> PROMPT: Don't copy the pictures; return every other part of the records exactly.

> MATERIAL SUPPLIED:
━━━

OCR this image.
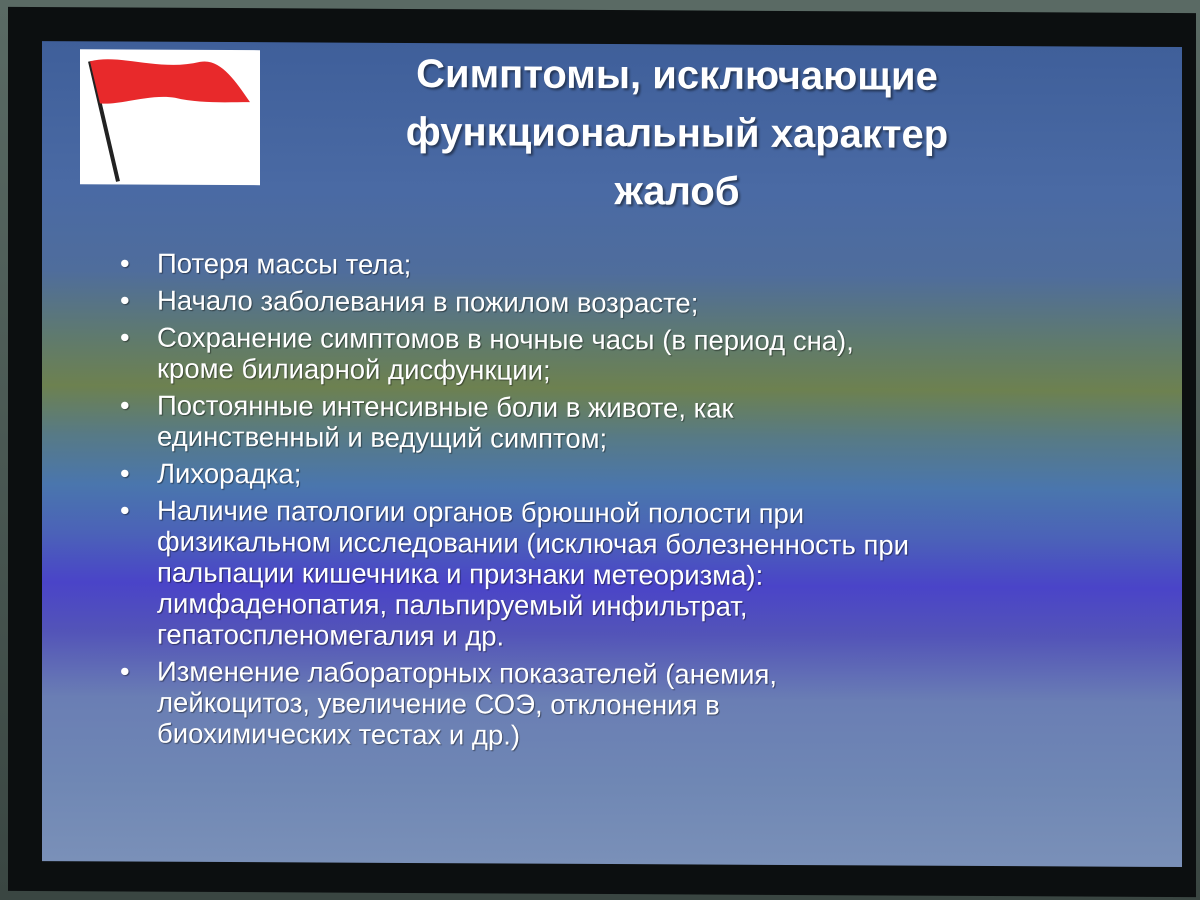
Симптомы, исключающие
функциональный характер
жалоб
• Потеря массы тела;
• Начало заболевания в пожилом возрасте;
• Сохранение симптомов в ночные часы (в период сна),
кроме билиарной дисфункции;
• Постоянные интенсивные боли в животе, как
единственный и ведущий симптом;
• Лихорадка;
• Наличие патологии органов брюшной полости при
физикальном исследовании (исключая болезненность при
пальпации кишечника и признаки метеоризма):
лимфаденопатия, пальпируемый инфильтрат,
гепатоспленомегалия и др.
• Изменение лабораторных показателей (анемия,
лейкоцитоз, увеличение СОЭ, отклонения в
биохимических тестах и др.)
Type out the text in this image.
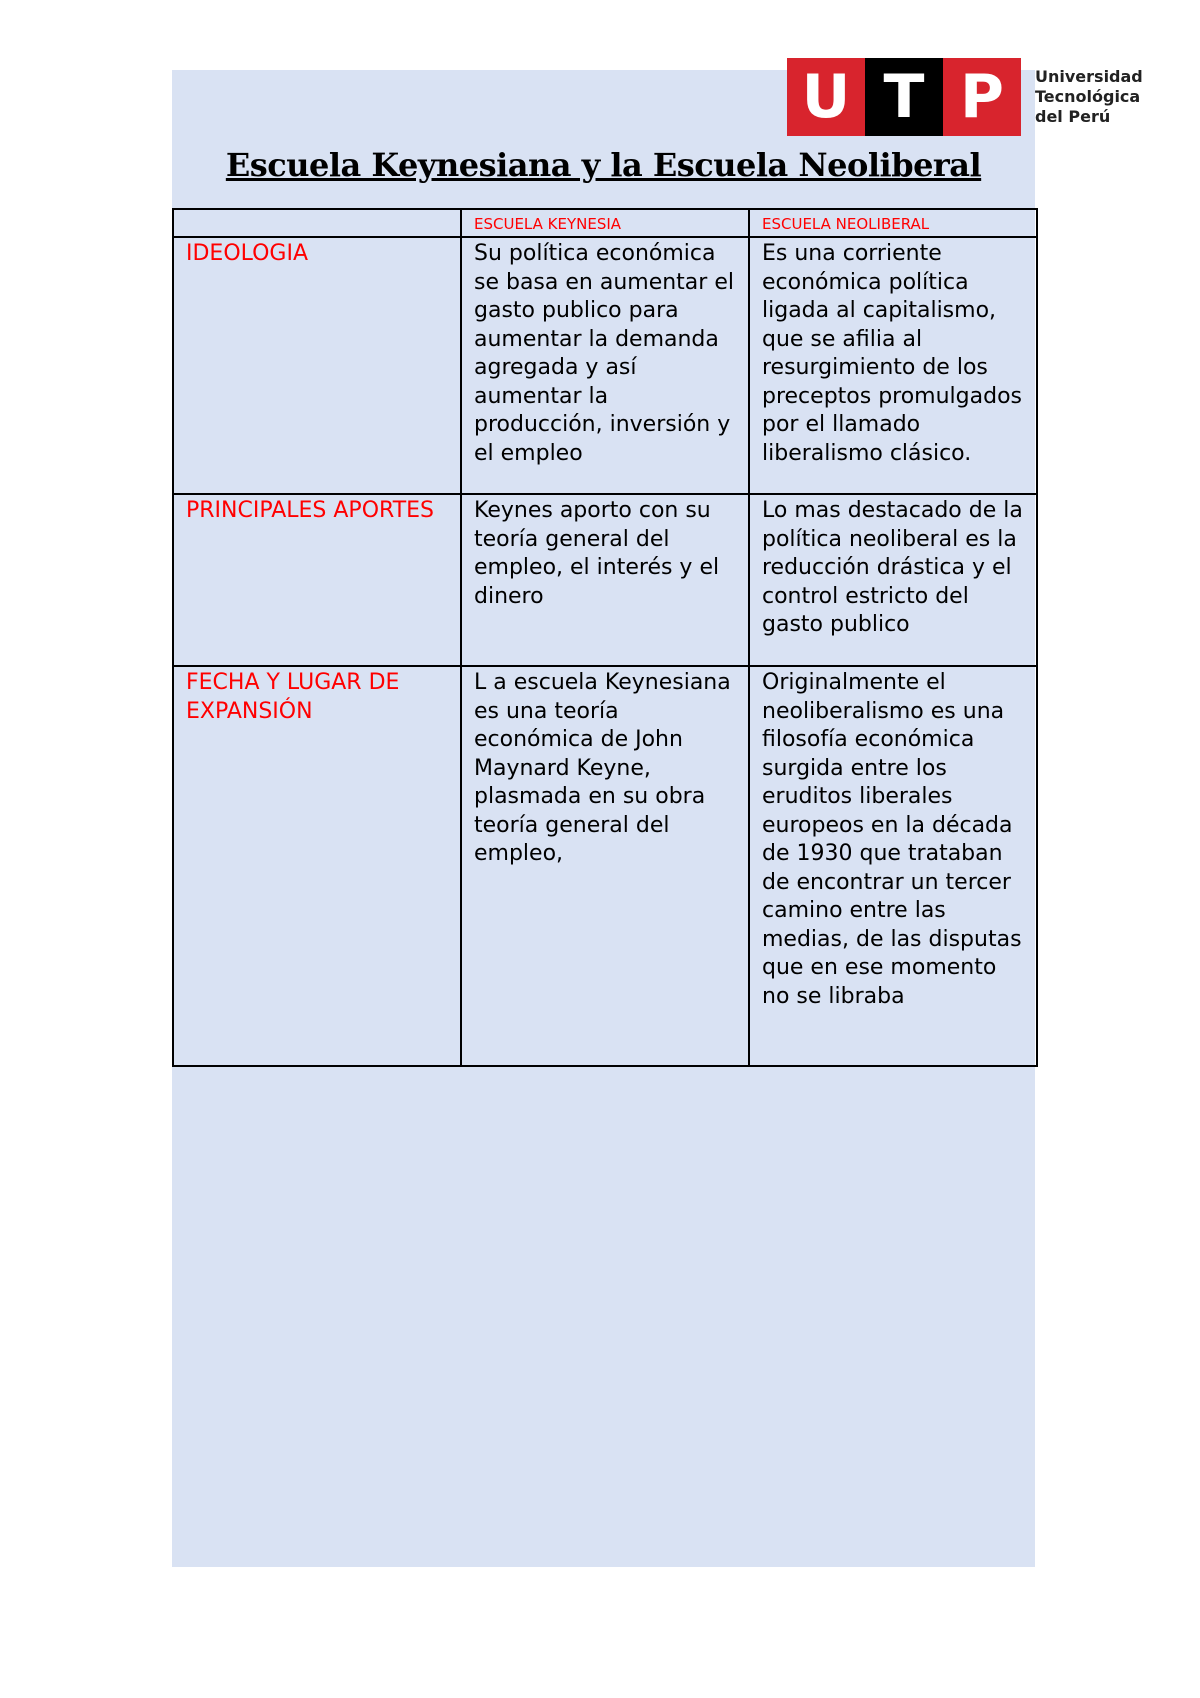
U T P	Universidad
Tecnológica
del Perú
Escuela Keynesiana y la Escuela Neoliberal
	ESCUELA KEYNESIA	ESCUELA NEOLIBERAL
IDEOLOGIA	Su política económica se basa en aumentar el gasto publico para aumentar la demanda agregada y así aumentar la producción, inversión y el empleo	Es una corriente económica política ligada al capitalismo, que se afilia al resurgimiento de los preceptos promulgados por el llamado liberalismo clásico.
PRINCIPALES APORTES	Keynes aporto con su teoría general del empleo, el interés y el dinero	Lo mas destacado de la política neoliberal es la reducción drástica y el control estricto del gasto publico
FECHA Y LUGAR DE EXPANSIÓN	L a escuela Keynesiana es una teoría económica de John Maynard Keyne, plasmada en su obra teoría general del empleo,	Originalmente el neoliberalismo es una filosofía económica surgida entre los eruditos liberales europeos en la década de 1930 que trataban de encontrar un tercer camino entre las medias, de las disputas que en ese momento no se libraba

━━━

> WRITTEN RESPONSE:
OCR this image.
Симптомы, исключающие
функциональный характер
жалоб
• Потеря массы тела;
• Начало заболевания в пожилом возрасте;
• Сохранение симптомов в ночные часы (в период сна),
кроме билиарной дисфункции;
• Постоянные интенсивные боли в животе, как
единственный и ведущий симптом;
• Лихорадка;
• Наличие патологии органов брюшной полости при
физикальном исследовании (исключая болезненность при
пальпации кишечника и признаки метеоризма):
лимфаденопатия, пальпируемый инфильтрат,
гепатоспленомегалия и др.
• Изменение лабораторных показателей (анемия,
лейкоцитоз, увеличение СОЭ, отклонения в
биохимических тестах и др.)
Type out the text in this image.
U T P	Universidad
Tecnológica
del Perú
Escuela Keynesiana y la Escuela Neoliberal
	ESCUELA KEYNESIA	ESCUELA NEOLIBERAL
IDEOLOGIA	Su política económica se basa en aumentar el gasto publico para aumentar la demanda agregada y así aumentar la producción, inversión y el empleo	Es una corriente económica política ligada al capitalismo, que se afilia al resurgimiento de los preceptos promulgados por el llamado liberalismo clásico.
PRINCIPALES APORTES	Keynes aporto con su teoría general del empleo, el interés y el dinero	Lo mas destacado de la política neoliberal es la reducción drástica y el control estricto del gasto publico
FECHA Y LUGAR DE EXPANSIÓN	L a escuela Keynesiana es una teoría económica de John Maynard Keyne, plasmada en su obra teoría general del empleo,	Originalmente el neoliberalismo es una filosofía económica surgida entre los eruditos liberales europeos en la década de 1930 que trataban de encontrar un tercer camino entre las medias, de las disputas que en ese momento no se libraba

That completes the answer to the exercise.